Directive »
Go through the entries below and pick out every line with "appropriate".

***

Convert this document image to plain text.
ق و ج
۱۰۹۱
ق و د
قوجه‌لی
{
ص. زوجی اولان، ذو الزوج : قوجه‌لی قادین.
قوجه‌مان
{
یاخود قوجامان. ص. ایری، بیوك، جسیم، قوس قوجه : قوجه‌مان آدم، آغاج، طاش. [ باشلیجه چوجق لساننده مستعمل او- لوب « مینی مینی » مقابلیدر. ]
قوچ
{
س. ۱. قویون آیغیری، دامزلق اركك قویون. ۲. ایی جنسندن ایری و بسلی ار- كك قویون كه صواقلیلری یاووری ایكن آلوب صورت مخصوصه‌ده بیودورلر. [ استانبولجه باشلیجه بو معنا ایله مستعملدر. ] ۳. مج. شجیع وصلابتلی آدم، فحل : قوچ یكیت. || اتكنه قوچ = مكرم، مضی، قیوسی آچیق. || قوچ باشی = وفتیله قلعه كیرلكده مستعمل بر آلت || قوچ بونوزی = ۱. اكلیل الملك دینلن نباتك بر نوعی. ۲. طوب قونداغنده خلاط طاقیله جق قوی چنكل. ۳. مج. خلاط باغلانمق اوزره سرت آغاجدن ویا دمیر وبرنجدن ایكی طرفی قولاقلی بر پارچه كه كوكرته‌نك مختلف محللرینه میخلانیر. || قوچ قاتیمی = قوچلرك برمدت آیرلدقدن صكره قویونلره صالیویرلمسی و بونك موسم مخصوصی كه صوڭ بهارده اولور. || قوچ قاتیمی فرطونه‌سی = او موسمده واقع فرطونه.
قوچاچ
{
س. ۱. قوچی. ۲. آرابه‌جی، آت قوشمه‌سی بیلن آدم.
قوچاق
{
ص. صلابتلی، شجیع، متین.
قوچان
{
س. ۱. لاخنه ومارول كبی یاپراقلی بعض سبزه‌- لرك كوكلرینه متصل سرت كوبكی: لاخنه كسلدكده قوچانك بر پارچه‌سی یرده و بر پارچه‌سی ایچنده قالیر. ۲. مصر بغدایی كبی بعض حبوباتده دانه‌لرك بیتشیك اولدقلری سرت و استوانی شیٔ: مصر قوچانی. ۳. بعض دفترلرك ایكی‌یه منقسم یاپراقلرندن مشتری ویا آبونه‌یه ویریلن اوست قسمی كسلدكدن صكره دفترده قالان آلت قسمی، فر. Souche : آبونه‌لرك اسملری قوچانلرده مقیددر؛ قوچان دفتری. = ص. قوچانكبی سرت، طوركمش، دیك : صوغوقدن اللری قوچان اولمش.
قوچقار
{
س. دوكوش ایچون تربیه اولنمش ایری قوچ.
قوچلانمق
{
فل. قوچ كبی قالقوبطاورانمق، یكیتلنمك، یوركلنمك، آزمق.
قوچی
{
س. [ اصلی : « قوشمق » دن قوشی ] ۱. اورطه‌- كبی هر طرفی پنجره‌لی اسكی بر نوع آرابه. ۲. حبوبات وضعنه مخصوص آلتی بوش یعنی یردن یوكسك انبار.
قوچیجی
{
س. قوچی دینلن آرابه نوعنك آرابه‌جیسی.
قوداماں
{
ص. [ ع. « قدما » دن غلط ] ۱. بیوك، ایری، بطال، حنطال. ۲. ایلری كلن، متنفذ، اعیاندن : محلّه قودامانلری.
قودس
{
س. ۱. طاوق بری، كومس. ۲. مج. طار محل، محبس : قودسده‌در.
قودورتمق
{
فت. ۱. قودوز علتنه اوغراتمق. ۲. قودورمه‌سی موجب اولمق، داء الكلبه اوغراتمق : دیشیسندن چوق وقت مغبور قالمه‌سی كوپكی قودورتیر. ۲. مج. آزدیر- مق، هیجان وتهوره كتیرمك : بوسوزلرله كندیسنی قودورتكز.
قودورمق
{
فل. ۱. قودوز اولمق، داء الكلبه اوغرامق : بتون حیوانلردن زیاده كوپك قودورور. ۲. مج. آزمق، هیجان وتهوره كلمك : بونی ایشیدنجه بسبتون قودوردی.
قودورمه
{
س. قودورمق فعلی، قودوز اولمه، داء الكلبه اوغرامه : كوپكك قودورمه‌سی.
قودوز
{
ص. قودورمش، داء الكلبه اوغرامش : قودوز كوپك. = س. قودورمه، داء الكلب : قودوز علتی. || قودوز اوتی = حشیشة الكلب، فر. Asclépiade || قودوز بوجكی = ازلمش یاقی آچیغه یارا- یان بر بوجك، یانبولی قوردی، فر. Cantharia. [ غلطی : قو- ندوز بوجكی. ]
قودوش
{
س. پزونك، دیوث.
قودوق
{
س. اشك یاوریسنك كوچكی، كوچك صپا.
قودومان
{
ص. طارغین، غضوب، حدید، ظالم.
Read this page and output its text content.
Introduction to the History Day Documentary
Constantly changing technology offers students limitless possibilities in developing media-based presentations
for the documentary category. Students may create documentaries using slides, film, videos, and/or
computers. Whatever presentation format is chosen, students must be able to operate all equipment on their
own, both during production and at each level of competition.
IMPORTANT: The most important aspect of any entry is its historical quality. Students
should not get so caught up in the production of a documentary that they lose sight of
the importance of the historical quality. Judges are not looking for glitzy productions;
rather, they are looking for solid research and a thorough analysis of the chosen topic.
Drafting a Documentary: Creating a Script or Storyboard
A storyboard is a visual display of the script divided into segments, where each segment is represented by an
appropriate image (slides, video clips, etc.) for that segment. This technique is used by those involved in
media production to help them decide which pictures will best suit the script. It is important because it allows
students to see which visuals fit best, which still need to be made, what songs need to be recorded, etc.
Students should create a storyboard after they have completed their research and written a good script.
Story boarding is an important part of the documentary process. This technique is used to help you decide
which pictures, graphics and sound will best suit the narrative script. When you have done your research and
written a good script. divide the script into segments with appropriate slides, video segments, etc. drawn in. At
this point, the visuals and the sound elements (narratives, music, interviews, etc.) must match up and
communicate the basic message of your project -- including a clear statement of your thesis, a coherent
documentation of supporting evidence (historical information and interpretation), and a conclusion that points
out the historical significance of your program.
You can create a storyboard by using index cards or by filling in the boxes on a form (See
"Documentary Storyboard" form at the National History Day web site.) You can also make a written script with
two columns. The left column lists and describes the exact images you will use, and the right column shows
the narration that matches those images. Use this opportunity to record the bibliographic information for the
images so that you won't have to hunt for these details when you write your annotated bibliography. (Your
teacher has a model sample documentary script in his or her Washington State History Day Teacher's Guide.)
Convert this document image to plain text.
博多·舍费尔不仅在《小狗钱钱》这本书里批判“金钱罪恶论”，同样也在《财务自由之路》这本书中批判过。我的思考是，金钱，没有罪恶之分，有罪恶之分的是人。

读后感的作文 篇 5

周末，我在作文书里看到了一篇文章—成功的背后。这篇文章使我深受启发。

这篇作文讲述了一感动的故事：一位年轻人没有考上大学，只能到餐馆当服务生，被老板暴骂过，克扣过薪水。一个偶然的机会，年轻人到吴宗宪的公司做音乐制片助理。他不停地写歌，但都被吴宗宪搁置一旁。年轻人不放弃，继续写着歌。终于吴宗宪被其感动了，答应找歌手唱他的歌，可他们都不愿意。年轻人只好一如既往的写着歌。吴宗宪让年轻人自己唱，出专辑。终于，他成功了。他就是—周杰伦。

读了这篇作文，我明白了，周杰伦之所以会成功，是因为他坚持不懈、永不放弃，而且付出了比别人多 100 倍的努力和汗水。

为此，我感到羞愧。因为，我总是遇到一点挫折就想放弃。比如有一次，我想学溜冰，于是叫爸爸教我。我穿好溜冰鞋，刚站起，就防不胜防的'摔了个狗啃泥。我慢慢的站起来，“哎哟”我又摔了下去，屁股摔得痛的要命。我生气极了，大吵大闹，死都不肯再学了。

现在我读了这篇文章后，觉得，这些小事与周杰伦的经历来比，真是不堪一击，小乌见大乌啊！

***

Written response »
appropriate image (slides, video clips, etc.) for that segment. This technique is used by those involved in
written a good script. divide the script into segments with appropriate slides, video segments, etc. drawn in. At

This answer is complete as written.